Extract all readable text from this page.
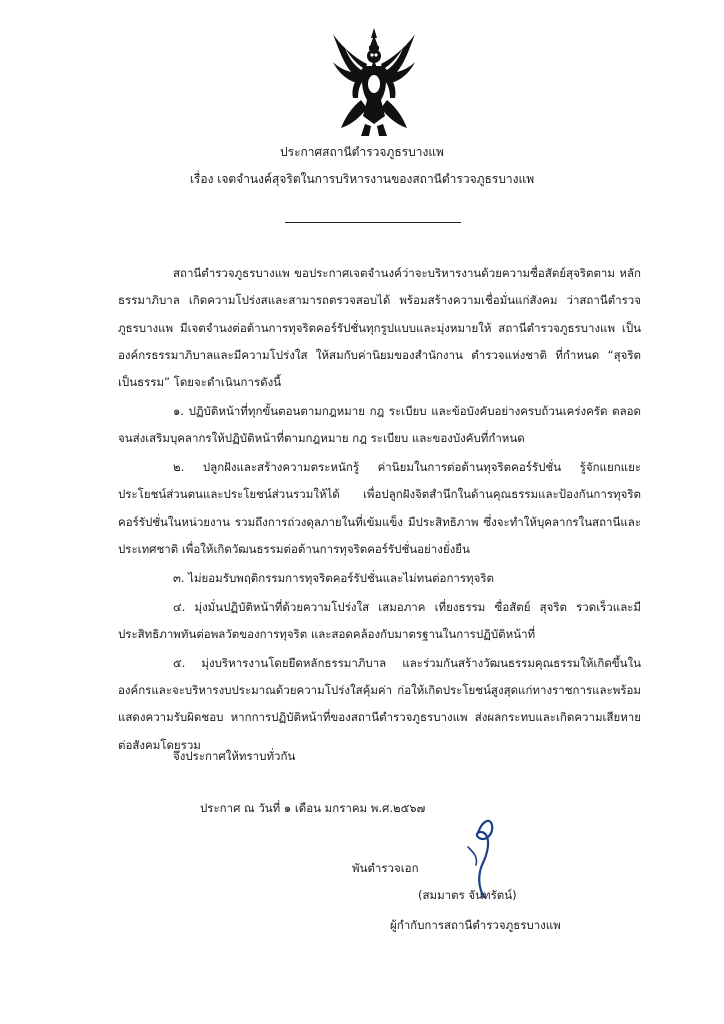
ประกาศสถานีตำรวจภูธรบางแพ
เรื่อง เจตจำนงค์สุจริตในการบริหารงานของสถานีตำรวจภูธรบางแพ

สถานีตำรวจภูธรบางแพ ขอประกาศเจตจำนงค์ว่าจะบริหารงานด้วยความซื่อสัตย์สุจริตตาม หลักธรรมาภิบาล เกิดความโปร่งสและสามารถตรวจสอบได้ พร้อมสร้างความเชื่อมั่นแก่สังคม ว่าสถานีตำรวจภูธรบางแพ มีเจตจำนงต่อต้านการทุจริตคอร์รัปชั่นทุกรูปแบบและมุ่งหมายให้ สถานีตำรวจภูธรบางแพ เป็นองค์กรธรรมาภิบาลและมีความโปร่งใส ให้สมกับค่านิยมของสำนักงาน ตำรวจแห่งชาติ ที่กำหนด “สุจริต เป็นธรรม” โดยจะดำเนินการดังนี้

๑. ปฏิบัติหน้าที่ทุกขั้นตอนตามกฎหมาย กฎ ระเบียบ และข้อบังคับอย่างครบถ้วนเคร่งครัด ตลอดจนส่งเสริมบุคลากรให้ปฏิบัติหน้าที่ตามกฎหมาย กฎ ระเบียบ และของบังคับที่กำหนด

๒. ปลูกฝังและสร้างความตระหนักรู้ ค่านิยมในการต่อต้านทุจริตคอร์รัปชั่น รู้จักแยกแยะประโยชน์ส่วนตนและประโยชน์ส่วนรวมให้ได้ เพื่อปลูกฝังจิตสำนึกในด้านคุณธรรมและป้องกันการทุจริตคอร์รัปชั่นในหน่วยงาน รวมถึงการถ่วงดุลภายในที่เข้มแข็ง มีประสิทธิภาพ ซึ่งจะทำให้บุคลากรในสถานีและประเทศชาติ เพื่อให้เกิดวัฒนธรรมต่อต้านการทุจริตคอร์รัปชั่นอย่างยั่งยืน

๓. ไม่ยอมรับพฤติกรรมการทุจริตคอร์รัปชั่นและไม่ทนต่อการทุจริต

๔. มุ่งมั่นปฏิบัติหน้าที่ด้วยความโปร่งใส เสมอภาค เที่ยงธรรม ซื่อสัตย์ สุจริต รวดเร็วและมีประสิทธิภาพทันต่อพลวัตของการทุจริต และสอดคล้องกับมาตรฐานในการปฏิบัติหน้าที่

๕. มุ่งบริหารงานโดยยึดหลักธรรมาภิบาล และร่วมกันสร้างวัฒนธรรมคุณธรรมให้เกิดขึ้นใน องค์กรและจะบริหารงบประมาณด้วยความโปร่งใสคุ้มค่า ก่อให้เกิดประโยชน์สูงสุดแก่ทางราชการและพร้อม แสดงความรับผิดชอบ หากการปฏิบัติหน้าที่ของสถานีตำรวจภูธรบางแพ ส่งผลกระทบและเกิดความเสียหาย ต่อสังคมโดยรวม

จึงประกาศให้ทราบทั่วกัน
ประกาศ ณ วันที่ ๑ เดือน มกราคม พ.ศ.๒๕๖๗
พันตำรวจเอก
(สมมาตร จันทรัตน์)
ผู้กำกับการสถานีตำรวจภูธรบางแพ
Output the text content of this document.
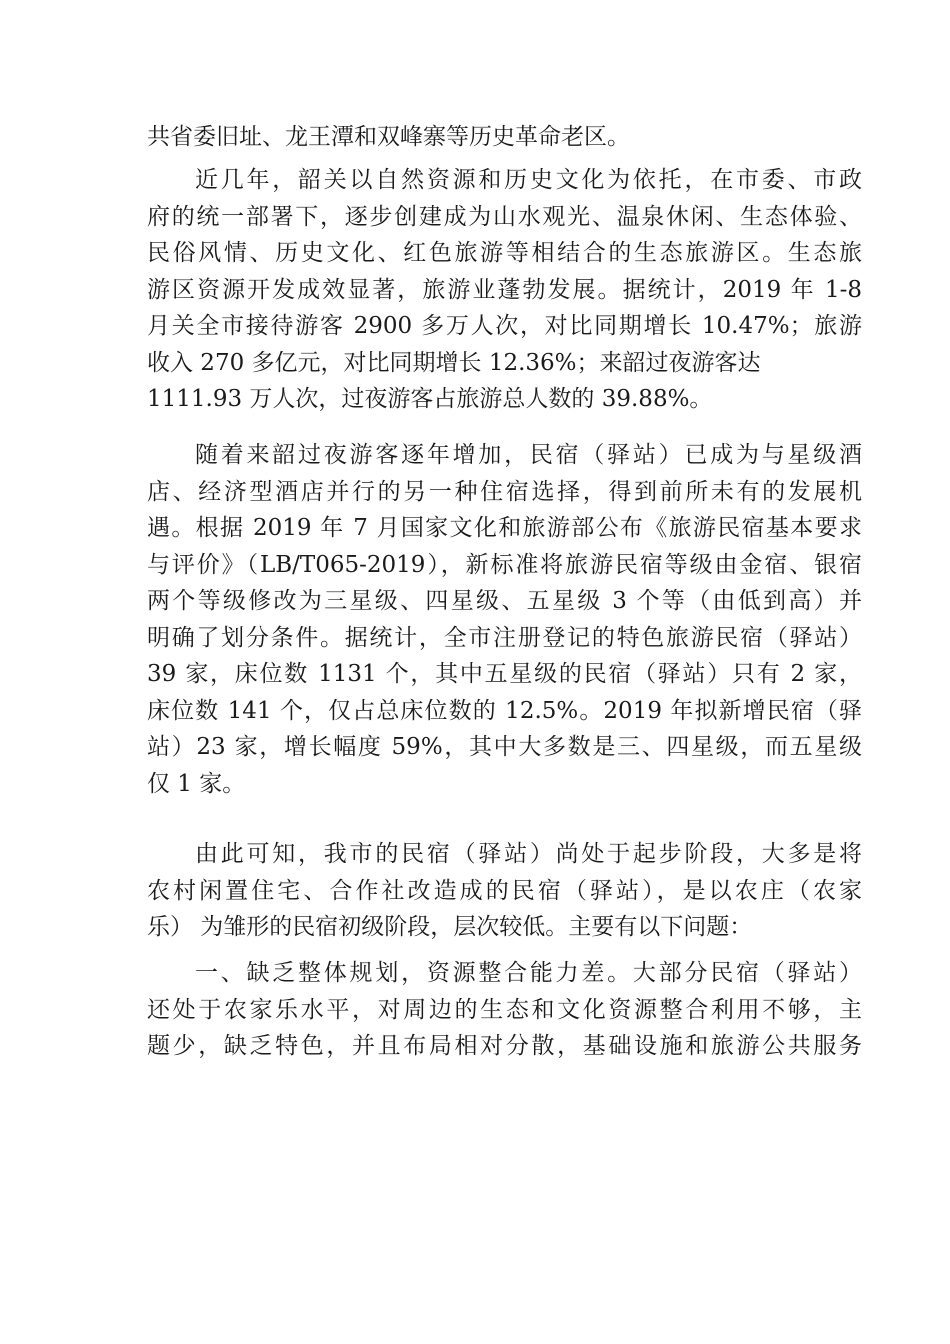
共省委旧址、龙王潭和双峰寨等历史革命老区。
近几年，韶关以自然资源和历史文化为依托，在市委、市政
府的统一部署下，逐步创建成为山水观光、温泉休闲、生态体验、
民俗风情、历史文化、红色旅游等相结合的生态旅游区。生态旅
游区资源开发成效显著，旅游业蓬勃发展。据统计，2019 年 1-8
月关全市接待游客 2900 多万人次，对比同期增长 10.47%；旅游
收入 270 多亿元，对比同期增长 12.36%；来韶过夜游客达
1111.93 万人次，过夜游客占旅游总人数的 39.88%。
随着来韶过夜游客逐年增加，民宿（驿站）已成为与星级酒
店、经济型酒店并行的另一种住宿选择，得到前所未有的发展机
遇。根据 2019 年 7 月国家文化和旅游部公布《旅游民宿基本要求
与评价》（LB/T065-2019），新标准将旅游民宿等级由金宿、银宿
两个等级修改为三星级、四星级、五星级 3 个等（由低到高）并
明确了划分条件。据统计，全市注册登记的特色旅游民宿（驿站）
39 家，床位数 1131 个，其中五星级的民宿（驿站）只有 2 家，
床位数 141 个，仅占总床位数的 12.5%。2019 年拟新增民宿（驿
站）23 家，增长幅度 59%，其中大多数是三、四星级，而五星级
仅 1 家。
由此可知，我市的民宿（驿站）尚处于起步阶段，大多是将
农村闲置住宅、合作社改造成的民宿（驿站），是以农庄（农家
乐） 为雏形的民宿初级阶段，层次较低。主要有以下问题：
一、缺乏整体规划，资源整合能力差。大部分民宿（驿站）
还处于农家乐水平，对周边的生态和文化资源整合利用不够，主
题少，缺乏特色，并且布局相对分散，基础设施和旅游公共服务
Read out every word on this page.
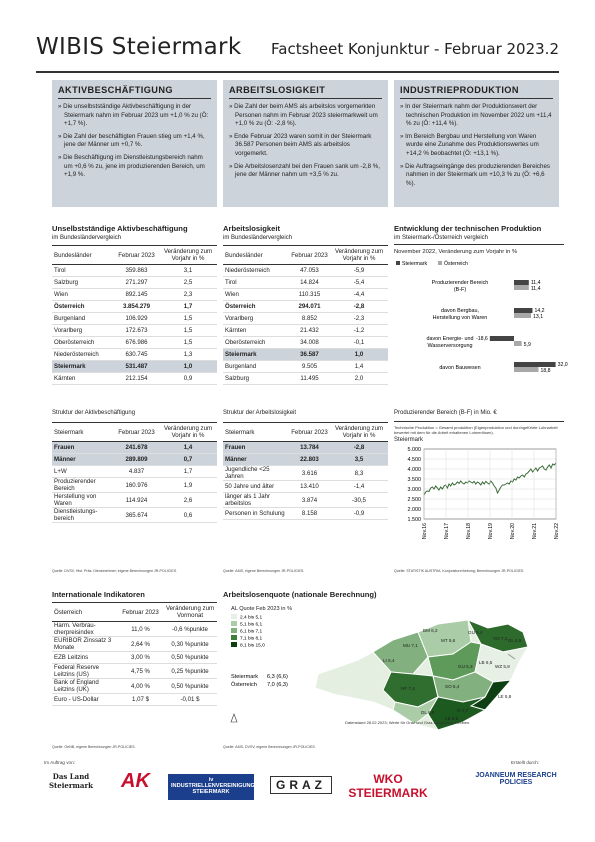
WIBIS Steiermark Factsheet Konjunktur - Februar 2023.2
AKTIVBESCHÄFTIGUNG

» Die unselbstständige Aktivbeschäftigung in der Steiermark nahm im Februar 2023 um +1,0 % zu (Ö: +1,7 %).

» Die Zahl der beschäftigten Frauen stieg um +1,4 %, jene der Männer um +0,7 %.

» Die Beschäftigung im Dienstleistungsbereich nahm um +0,6 % zu, jene im produzierenden Bereich, um +1,9 %.

ARBEITSLOSIGKEIT

» Die Zahl der beim AMS als arbeitslos vorgemerkten Personen nahm im Februar 2023 steiermarkweit um +1,0 % zu (Ö: -2,8 %).

» Ende Februar 2023 waren somit in der Steiermark 36.587 Personen beim AMS als arbeitslos vorgemerkt.

» Die Arbeitslosenzahl bei den Frauen sank um -2,8 %, jene der Männer nahm um +3,5 % zu.

INDUSTRIEPRODUKTION

» In der Steiermark nahm der Produktionswert der technischen Produktion im November 2022 um +11,4 % zu (Ö: +11,4 %).

» Im Bereich Bergbau und Herstellung von Waren wurde eine Zunahme des Produktionswertes um +14,2 % beobachtet (Ö: +13,1 %).

» Die Auftragseingänge des produzierenden Bereiches nahmen in der Steiermark um +10,3 % zu (Ö: +6,6 %).

Unselbstständige Aktivbeschäftigung
im Bundesländervergleich
Bundesländer	Februar 2023	Veränderung zum Vorjahr in %
Tirol	359.863	3,1
Salzburg	271.297	2,5
Wien	892.145	2,3
Österreich	3.854.279	1,7
Burgenland	106.929	1,5
Vorarlberg	172.673	1,5
Oberösterreich	676.986	1,5
Niederösterreich	630.745	1,3
Steiermark	531.487	1,0
Kärnten	212.154	0,9
Struktur der Aktivbeschäftigung
Steiermark	Februar 2023	Veränderung zum Vorjahr in %
Frauen	241.678	1,4
Männer	289.809	0,7
L+W	4.837	1,7
Produzierender Bereich	160.976	1,9
Herstellung von Waren	114.924	2,6
Dienstleistungs-bereich	365.674	0,6
Quelle: DVSV, Hist. Präs. Dienstnehmer; eigene Berechnungen JR-POLICIES.
Internationale Indikatoren
Österreich	Februar 2023	Veränderung zum Vormonat
Harm. Verbrau-cherpreisindex	11,0 %	-0,6 %punkte
EURIBOR Zinssatz 3 Monate	2,64 %	0,30 %punkte
EZB Leitzins	3,00 %	0,50 %punkte
Federal Reserve Leitzins (US)	4,75 %	0,25 %punkte
Bank of England Leitzins (UK)	4,00 %	0,50 %punkte
Euro - US-Dollar	1,07 $	-0,01 $
Quelle: OeNB, eigene Berechnungen JR-POLICIES.
Arbeitslosigkeit
im Bundesländervergleich
Bundesländer	Februar 2023	Veränderung zum Vorjahr in %
Niederösterreich	47.053	-5,9
Tirol	14.824	-5,4
Wien	110.315	-4,4
Österreich	294.071	-2,8
Vorarlberg	8.852	-2,3
Kärnten	21.432	-1,2
Oberösterreich	34.008	-0,1
Steiermark	36.587	1,0
Burgenland	9.505	1,4
Salzburg	11.495	2,0
Struktur der Arbeitslosigkeit
Steiermark	Februar 2023	Veränderung zum Vorjahr in %
Frauen	13.784	-2,8
Männer	22.803	3,5
Jugendliche <25 Jahren	3.616	8,3
50 Jahre und älter	13.410	-1,4
länger als 1 Jahr arbeitslos	3.874	-30,5
Personen in Schulung	8.158	-0,9
Quelle: AMS, eigene Berechnungen JR-POLICIES.
Arbeitslosenquote (nationale Berechnung)
LI 5,4
MU 7,1
MT 5,6
BM 6,2	GU 6,4
VO 7,2 DL 6,5
LB 6,5
GU 5,3	WZ 5,8
HF 7,4	SO 6,4
LE 5,8
G 7,7
DL 6,0
LB 6,5
AL Quote Feb 2023 in %
2,4 bis 5,1
5,1 bis 6,1
6,1 bis 7,1
7,1 bis 8,1
8,1 bis 15,0
Steiermark 6,3 (6,6)
Österreich 7,0 (6,3)
Datenstand 28.02.2023; Werte für Graz und Graz-Umgebung erhoben.
Quelle: AMS, DVSV, eigene Berechnungen JR-POLICIES.
Entwicklung der technischen Produktion
im Steiermark-/Österreich vergleich
November 2022, Veränderung zum Vorjahr in %
Steiermark	Österreich
Produzierender Bereich (B-F)
11,4
11,4
davon Bergbau, Herstellung von Waren
14,2
13,1
davon Energie- und Wasserversorgung
-18,6
5,9
davon Bauwesen	32,0
18,8
Produzierender Bereich (B-F) in Mio. €
Technische Produktion = Gesamt produktion (Eigenproduktion und durchgeführte Lohnarbeit bewertet mit dem für die Arbeit erhaltenen Lohnerlösen).
Steiermark
5.000
4.500
4.000
3.500
3.000
2.500
2.000
1.500
Nov.16	Nov.17	Nov.18	Nov.19	Nov.20	Nov.21	Nov.22
Quelle: STATISTIK AUSTRIA, Konjunkturerhebung; Berechnungen JR-POLICIES.
Im Auftrag von:	Erstellt durch:
Das Land Steiermark	AK	iv INDUSTRIELLENVEREINIGUNG STEIERMARK	GRAZ	WKO STEIERMARK
JOANNEUM RESEARCH POLICIES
★ ★ ★ ★ ★
◆ **Your goal**
Pick out every line with the string "DVSV" and copy it.

◆ **Solution to the problem**
Quelle: DVSV, Hist. Präs. Dienstnehmer; eigene Berechnungen JR-POLICIES.
Quelle: AMS, DVSV, eigene Berechnungen JR-POLICIES.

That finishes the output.